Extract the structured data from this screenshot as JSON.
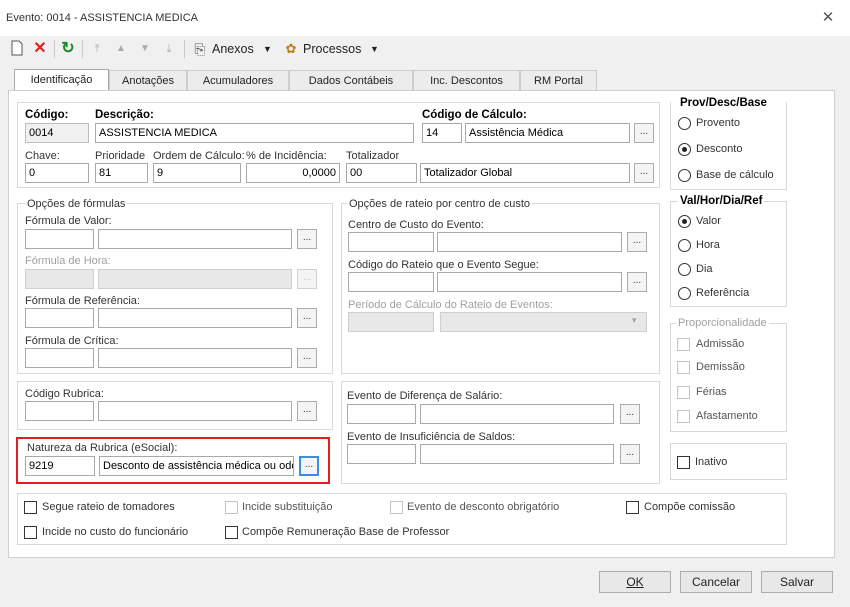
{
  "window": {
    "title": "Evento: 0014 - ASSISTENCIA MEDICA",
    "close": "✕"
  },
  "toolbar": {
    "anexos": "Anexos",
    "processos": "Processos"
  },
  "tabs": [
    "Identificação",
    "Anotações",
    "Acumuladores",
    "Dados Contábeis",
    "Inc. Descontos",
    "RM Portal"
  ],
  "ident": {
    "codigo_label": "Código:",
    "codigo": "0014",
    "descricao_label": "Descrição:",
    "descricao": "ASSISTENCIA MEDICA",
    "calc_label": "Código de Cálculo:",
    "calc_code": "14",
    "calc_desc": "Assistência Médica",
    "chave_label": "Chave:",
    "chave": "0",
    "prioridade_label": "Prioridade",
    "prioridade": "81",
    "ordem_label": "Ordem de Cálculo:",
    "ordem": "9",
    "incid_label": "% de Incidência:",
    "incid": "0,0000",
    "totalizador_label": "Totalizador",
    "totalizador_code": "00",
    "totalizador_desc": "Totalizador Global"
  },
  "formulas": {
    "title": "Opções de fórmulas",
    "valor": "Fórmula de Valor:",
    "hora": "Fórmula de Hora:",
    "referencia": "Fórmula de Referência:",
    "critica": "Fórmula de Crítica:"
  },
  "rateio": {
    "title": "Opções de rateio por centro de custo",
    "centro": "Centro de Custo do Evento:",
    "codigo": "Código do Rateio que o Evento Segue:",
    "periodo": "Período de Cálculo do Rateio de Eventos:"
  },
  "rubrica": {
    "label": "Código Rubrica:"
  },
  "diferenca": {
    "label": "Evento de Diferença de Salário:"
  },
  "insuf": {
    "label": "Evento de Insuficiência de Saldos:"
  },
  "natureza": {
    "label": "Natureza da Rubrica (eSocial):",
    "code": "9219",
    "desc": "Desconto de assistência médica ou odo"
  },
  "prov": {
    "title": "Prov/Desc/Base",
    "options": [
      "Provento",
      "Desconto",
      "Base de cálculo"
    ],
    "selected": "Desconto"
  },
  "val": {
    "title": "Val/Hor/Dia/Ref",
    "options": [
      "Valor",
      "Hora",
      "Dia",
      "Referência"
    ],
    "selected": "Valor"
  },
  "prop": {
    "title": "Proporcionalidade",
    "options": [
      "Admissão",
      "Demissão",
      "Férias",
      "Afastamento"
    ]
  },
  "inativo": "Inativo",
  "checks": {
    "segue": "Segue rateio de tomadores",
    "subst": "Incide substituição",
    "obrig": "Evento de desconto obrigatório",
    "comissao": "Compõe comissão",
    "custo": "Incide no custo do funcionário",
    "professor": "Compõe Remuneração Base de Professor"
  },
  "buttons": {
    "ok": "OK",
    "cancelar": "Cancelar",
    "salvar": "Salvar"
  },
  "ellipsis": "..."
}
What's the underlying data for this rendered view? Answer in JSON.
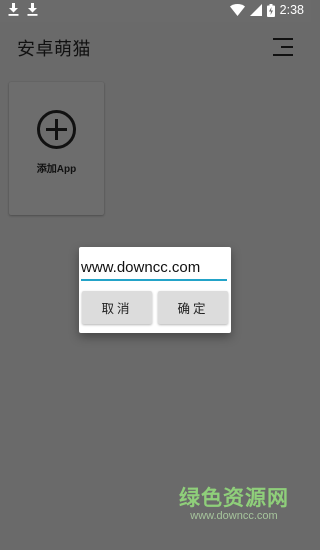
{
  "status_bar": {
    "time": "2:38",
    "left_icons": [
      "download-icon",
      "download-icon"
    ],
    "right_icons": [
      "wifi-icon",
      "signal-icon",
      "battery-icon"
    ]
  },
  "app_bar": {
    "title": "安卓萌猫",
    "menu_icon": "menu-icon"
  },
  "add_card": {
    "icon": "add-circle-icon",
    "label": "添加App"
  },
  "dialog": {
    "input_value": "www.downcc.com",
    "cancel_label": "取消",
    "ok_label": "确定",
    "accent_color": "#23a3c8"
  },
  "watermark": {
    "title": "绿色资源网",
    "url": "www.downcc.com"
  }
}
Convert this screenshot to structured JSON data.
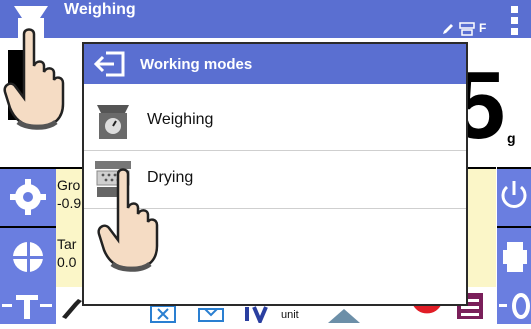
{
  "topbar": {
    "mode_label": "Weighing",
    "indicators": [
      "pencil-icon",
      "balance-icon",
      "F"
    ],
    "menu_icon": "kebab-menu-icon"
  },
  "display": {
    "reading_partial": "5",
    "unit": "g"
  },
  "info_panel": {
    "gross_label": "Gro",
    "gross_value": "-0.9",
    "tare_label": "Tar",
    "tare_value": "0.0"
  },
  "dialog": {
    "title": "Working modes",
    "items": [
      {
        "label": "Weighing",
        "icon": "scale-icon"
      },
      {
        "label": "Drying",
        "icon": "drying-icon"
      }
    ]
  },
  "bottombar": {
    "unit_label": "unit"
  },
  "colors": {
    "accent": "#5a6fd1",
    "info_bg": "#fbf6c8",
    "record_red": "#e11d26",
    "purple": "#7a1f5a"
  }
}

▶ [Exercise details]: Collect each line above holding the string "Compõe".

▶ [Exercise answer]:
    "comissao": "Compõe comissão",
    "professor": "Compõe Remuneração Base de Professor"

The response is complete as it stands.